→ **Exercise directions**
Write out the listing below word for word, starting at its first line and ending at the line that contains "Text: 4,4: 4,4 bbox=[9, 380, 26, 390]". Include both of those lines.

→ **Materials provided**
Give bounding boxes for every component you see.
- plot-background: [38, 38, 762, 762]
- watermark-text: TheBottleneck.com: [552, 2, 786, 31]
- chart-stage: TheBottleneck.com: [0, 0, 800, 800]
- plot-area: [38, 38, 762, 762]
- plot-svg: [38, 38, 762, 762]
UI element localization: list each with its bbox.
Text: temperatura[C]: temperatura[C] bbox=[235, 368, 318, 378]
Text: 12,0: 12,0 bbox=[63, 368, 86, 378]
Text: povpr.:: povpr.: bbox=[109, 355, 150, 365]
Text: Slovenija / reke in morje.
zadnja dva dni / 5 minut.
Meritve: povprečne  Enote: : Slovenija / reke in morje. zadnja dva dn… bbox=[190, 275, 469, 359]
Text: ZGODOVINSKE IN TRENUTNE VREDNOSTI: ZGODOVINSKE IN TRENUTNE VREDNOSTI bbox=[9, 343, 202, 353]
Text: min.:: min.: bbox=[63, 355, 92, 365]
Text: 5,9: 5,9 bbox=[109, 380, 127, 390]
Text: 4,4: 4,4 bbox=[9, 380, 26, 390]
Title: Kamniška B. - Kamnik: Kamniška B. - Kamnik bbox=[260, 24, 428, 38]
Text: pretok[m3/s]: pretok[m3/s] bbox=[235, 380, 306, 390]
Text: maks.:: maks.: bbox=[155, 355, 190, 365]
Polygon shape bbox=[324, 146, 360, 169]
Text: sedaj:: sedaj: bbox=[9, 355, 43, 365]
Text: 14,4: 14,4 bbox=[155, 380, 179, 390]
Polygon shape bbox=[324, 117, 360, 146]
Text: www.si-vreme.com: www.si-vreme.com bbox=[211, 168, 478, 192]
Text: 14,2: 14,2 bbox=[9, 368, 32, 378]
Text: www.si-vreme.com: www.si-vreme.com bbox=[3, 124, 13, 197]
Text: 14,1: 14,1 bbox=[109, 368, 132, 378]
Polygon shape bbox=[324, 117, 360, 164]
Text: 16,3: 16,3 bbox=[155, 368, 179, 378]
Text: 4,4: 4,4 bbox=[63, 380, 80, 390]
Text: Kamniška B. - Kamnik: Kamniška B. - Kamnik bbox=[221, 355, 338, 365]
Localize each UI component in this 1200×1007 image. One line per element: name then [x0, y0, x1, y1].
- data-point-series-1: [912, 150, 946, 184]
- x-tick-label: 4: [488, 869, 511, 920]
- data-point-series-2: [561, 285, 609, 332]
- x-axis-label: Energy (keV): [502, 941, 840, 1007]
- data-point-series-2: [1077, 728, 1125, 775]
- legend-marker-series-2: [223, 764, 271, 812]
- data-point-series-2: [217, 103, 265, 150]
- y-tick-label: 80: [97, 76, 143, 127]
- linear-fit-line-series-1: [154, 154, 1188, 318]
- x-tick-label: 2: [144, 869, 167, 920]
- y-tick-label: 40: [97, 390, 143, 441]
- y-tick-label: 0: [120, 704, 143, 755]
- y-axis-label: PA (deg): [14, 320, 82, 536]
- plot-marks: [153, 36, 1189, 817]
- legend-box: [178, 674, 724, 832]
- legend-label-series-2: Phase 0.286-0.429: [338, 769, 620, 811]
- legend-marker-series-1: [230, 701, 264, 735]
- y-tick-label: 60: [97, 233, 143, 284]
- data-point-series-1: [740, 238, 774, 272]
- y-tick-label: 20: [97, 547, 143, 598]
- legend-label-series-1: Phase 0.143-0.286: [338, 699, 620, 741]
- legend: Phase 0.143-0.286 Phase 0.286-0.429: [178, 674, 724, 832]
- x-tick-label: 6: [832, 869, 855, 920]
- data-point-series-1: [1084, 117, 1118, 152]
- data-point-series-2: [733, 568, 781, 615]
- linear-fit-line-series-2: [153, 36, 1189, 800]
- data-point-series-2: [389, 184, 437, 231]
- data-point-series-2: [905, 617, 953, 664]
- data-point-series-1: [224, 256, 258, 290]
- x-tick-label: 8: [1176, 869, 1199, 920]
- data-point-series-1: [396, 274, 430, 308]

→ **Final result**
Give bounding boxes for every component you see.
- plot-background: [38, 38, 762, 762]
- watermark-text: TheBottleneck.com: [552, 2, 786, 31]
- chart-stage: TheBottleneck.com: [0, 0, 800, 800]
- plot-area: [38, 38, 762, 762]
- plot-svg: [38, 38, 762, 762]
UI element localization: list each with its bbox.
Text: temperatura[C]: temperatura[C] bbox=[235, 368, 318, 378]
Text: 12,0: 12,0 bbox=[63, 368, 86, 378]
Text: povpr.:: povpr.: bbox=[109, 355, 150, 365]
Text: Slovenija / reke in morje.
zadnja dva dni / 5 minut.
Meritve: povprečne  Enote: : Slovenija / reke in morje. zadnja dva dn… bbox=[190, 275, 469, 359]
Text: ZGODOVINSKE IN TRENUTNE VREDNOSTI: ZGODOVINSKE IN TRENUTNE VREDNOSTI bbox=[9, 343, 202, 353]
Text: min.:: min.: bbox=[63, 355, 92, 365]
Text: 5,9: 5,9 bbox=[109, 380, 127, 390]
Text: 4,4: 4,4 bbox=[9, 380, 26, 390]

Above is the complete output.